- [GIVEN TASK]:
Set down the whole listing verbatim.

## Begin RECORD LIST

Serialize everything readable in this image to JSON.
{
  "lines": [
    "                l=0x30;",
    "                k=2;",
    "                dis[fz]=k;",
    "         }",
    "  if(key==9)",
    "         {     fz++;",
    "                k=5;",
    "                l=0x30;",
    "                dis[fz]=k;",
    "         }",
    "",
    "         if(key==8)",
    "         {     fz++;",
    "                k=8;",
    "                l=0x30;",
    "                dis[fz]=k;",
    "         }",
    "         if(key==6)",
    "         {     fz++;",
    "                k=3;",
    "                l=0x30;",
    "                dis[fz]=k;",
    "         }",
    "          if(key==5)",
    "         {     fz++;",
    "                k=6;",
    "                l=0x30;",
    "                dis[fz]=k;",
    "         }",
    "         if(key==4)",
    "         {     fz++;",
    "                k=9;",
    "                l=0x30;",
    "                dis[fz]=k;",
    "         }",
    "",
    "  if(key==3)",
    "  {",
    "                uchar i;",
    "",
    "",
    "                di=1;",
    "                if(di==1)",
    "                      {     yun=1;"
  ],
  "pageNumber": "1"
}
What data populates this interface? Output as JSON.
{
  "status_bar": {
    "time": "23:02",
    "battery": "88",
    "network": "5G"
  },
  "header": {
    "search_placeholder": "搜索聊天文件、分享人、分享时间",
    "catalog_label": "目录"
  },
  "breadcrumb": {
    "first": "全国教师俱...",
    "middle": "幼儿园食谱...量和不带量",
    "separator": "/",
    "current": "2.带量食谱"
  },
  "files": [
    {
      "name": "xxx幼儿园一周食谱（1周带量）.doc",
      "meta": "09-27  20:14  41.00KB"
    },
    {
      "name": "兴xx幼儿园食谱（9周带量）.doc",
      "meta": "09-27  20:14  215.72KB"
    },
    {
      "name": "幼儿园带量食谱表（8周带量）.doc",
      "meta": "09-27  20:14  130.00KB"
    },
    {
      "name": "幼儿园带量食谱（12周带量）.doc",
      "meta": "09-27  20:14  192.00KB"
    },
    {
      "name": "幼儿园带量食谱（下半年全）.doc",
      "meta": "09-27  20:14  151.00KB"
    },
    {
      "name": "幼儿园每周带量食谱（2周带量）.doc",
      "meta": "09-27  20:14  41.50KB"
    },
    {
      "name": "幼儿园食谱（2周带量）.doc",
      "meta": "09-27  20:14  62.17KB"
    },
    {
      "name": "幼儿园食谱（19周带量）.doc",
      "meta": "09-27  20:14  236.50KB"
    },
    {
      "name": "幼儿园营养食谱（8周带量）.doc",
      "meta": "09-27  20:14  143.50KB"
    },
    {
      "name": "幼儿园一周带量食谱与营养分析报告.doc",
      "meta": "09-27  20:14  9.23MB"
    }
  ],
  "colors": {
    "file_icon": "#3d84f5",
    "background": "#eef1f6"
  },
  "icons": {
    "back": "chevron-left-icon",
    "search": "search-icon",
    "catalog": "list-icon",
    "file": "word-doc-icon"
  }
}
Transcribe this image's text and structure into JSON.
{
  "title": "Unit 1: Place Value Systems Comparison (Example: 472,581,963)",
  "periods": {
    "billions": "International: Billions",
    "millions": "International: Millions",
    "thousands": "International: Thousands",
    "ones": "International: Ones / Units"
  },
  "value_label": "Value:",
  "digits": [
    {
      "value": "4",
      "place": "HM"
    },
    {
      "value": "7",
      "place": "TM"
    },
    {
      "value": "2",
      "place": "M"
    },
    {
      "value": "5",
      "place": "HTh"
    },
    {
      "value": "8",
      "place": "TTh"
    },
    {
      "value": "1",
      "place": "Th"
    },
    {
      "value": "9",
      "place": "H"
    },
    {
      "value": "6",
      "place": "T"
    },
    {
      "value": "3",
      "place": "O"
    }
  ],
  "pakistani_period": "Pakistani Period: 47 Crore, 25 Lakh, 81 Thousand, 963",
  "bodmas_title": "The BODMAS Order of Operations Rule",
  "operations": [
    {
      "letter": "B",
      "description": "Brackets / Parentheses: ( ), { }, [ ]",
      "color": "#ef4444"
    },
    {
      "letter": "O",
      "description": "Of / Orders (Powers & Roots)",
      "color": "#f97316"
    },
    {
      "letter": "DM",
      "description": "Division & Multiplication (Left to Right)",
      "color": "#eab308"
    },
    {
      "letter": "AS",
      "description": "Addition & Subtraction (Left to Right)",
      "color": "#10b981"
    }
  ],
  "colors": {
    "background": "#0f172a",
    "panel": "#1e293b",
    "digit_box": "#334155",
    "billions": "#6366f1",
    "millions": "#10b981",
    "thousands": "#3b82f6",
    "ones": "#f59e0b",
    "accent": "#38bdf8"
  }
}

## End RECORD LIST

- [TASK RESPONSE]:
Serialize everything readable in this image to JSON.
{
  "lines": [
    "                l=0x30;",
    "                k=2;",
    "                dis[fz]=k;",
    "         }",
    "  if(key==9)",
    "         {     fz++;",
    "                k=5;",
    "                l=0x30;",
    "                dis[fz]=k;",
    "         }",
    "",
    "         if(key==8)",
    "         {     fz++;",
    "                k=8;",
    "                l=0x30;",
    "                dis[fz]=k;",
    "         }",
    "         if(key==6)",
    "         {     fz++;",
    "                k=3;",
    "                l=0x30;",
    "                dis[fz]=k;",
    "         }",
    "          if(key==5)",
    "         {     fz++;",
    "                k=6;",
    "                l=0x30;",
    "                dis[fz]=k;",
    "         }",
    "         if(key==4)",
    "         {     fz++;",
    "                k=9;",
    "                l=0x30;",
    "                dis[fz]=k;",
    "         }",
    "",
    "  if(key==3)",
    "  {",
    "                uchar i;",
    "",
    "",
    "                di=1;",
    "                if(di==1)",
    "                      {     yun=1;"
  ],
  "pageNumber": "1"
}
What data populates this interface? Output as JSON.
{
  "status_bar": {
    "time": "23:02",
    "battery": "88",
    "network": "5G"
  },
  "header": {
    "search_placeholder": "搜索聊天文件、分享人、分享时间",
    "catalog_label": "目录"
  },
  "breadcrumb": {
    "first": "全国教师俱...",
    "middle": "幼儿园食谱...量和不带量",
    "separator": "/",
    "current": "2.带量食谱"
  },
  "files": [
    {
      "name": "xxx幼儿园一周食谱（1周带量）.doc",
      "meta": "09-27  20:14  41.00KB"
    },
    {
      "name": "兴xx幼儿园食谱（9周带量）.doc",
      "meta": "09-27  20:14  215.72KB"
    },
    {
      "name": "幼儿园带量食谱表（8周带量）.doc",
      "meta": "09-27  20:14  130.00KB"
    },
    {
      "name": "幼儿园带量食谱（12周带量）.doc",
      "meta": "09-27  20:14  192.00KB"
    },
    {
      "name": "幼儿园带量食谱（下半年全）.doc",
      "meta": "09-27  20:14  151.00KB"
    },
    {
      "name": "幼儿园每周带量食谱（2周带量）.doc",
      "meta": "09-27  20:14  41.50KB"
    },
    {
      "name": "幼儿园食谱（2周带量）.doc",
      "meta": "09-27  20:14  62.17KB"
    },
    {
      "name": "幼儿园食谱（19周带量）.doc",
      "meta": "09-27  20:14  236.50KB"
    },
    {
      "name": "幼儿园营养食谱（8周带量）.doc",
      "meta": "09-27  20:14  143.50KB"
    },
    {
      "name": "幼儿园一周带量食谱与营养分析报告.doc",
      "meta": "09-27  20:14  9.23MB"
    }
  ],
  "colors": {
    "file_icon": "#3d84f5",
    "background": "#eef1f6"
  },
  "icons": {
    "back": "chevron-left-icon",
    "search": "search-icon",
    "catalog": "list-icon",
    "file": "word-doc-icon"
  }
}
Transcribe this image's text and structure into JSON.
{
  "title": "Unit 1: Place Value Systems Comparison (Example: 472,581,963)",
  "periods": {
    "billions": "International: Billions",
    "millions": "International: Millions",
    "thousands": "International: Thousands",
    "ones": "International: Ones / Units"
  },
  "value_label": "Value:",
  "digits": [
    {
      "value": "4",
      "place": "HM"
    },
    {
      "value": "7",
      "place": "TM"
    },
    {
      "value": "2",
      "place": "M"
    },
    {
      "value": "5",
      "place": "HTh"
    },
    {
      "value": "8",
      "place": "TTh"
    },
    {
      "value": "1",
      "place": "Th"
    },
    {
      "value": "9",
      "place": "H"
    },
    {
      "value": "6",
      "place": "T"
    },
    {
      "value": "3",
      "place": "O"
    }
  ],
  "pakistani_period": "Pakistani Period: 47 Crore, 25 Lakh, 81 Thousand, 963",
  "bodmas_title": "The BODMAS Order of Operations Rule",
  "operations": [
    {
      "letter": "B",
      "description": "Brackets / Parentheses: ( ), { }, [ ]",
      "color": "#ef4444"
    },
    {
      "letter": "O",
      "description": "Of / Orders (Powers & Roots)",
      "color": "#f97316"
    },
    {
      "letter": "DM",
      "description": "Division & Multiplication (Left to Right)",
      "color": "#eab308"
    },
    {
      "letter": "AS",
      "description": "Addition & Subtraction (Left to Right)",
      "color": "#10b981"
    }
  ],
  "colors": {
    "background": "#0f172a",
    "panel": "#1e293b",
    "digit_box": "#334155",
    "billions": "#6366f1",
    "millions": "#10b981",
    "thousands": "#3b82f6",
    "ones": "#f59e0b",
    "accent": "#38bdf8"
  }
}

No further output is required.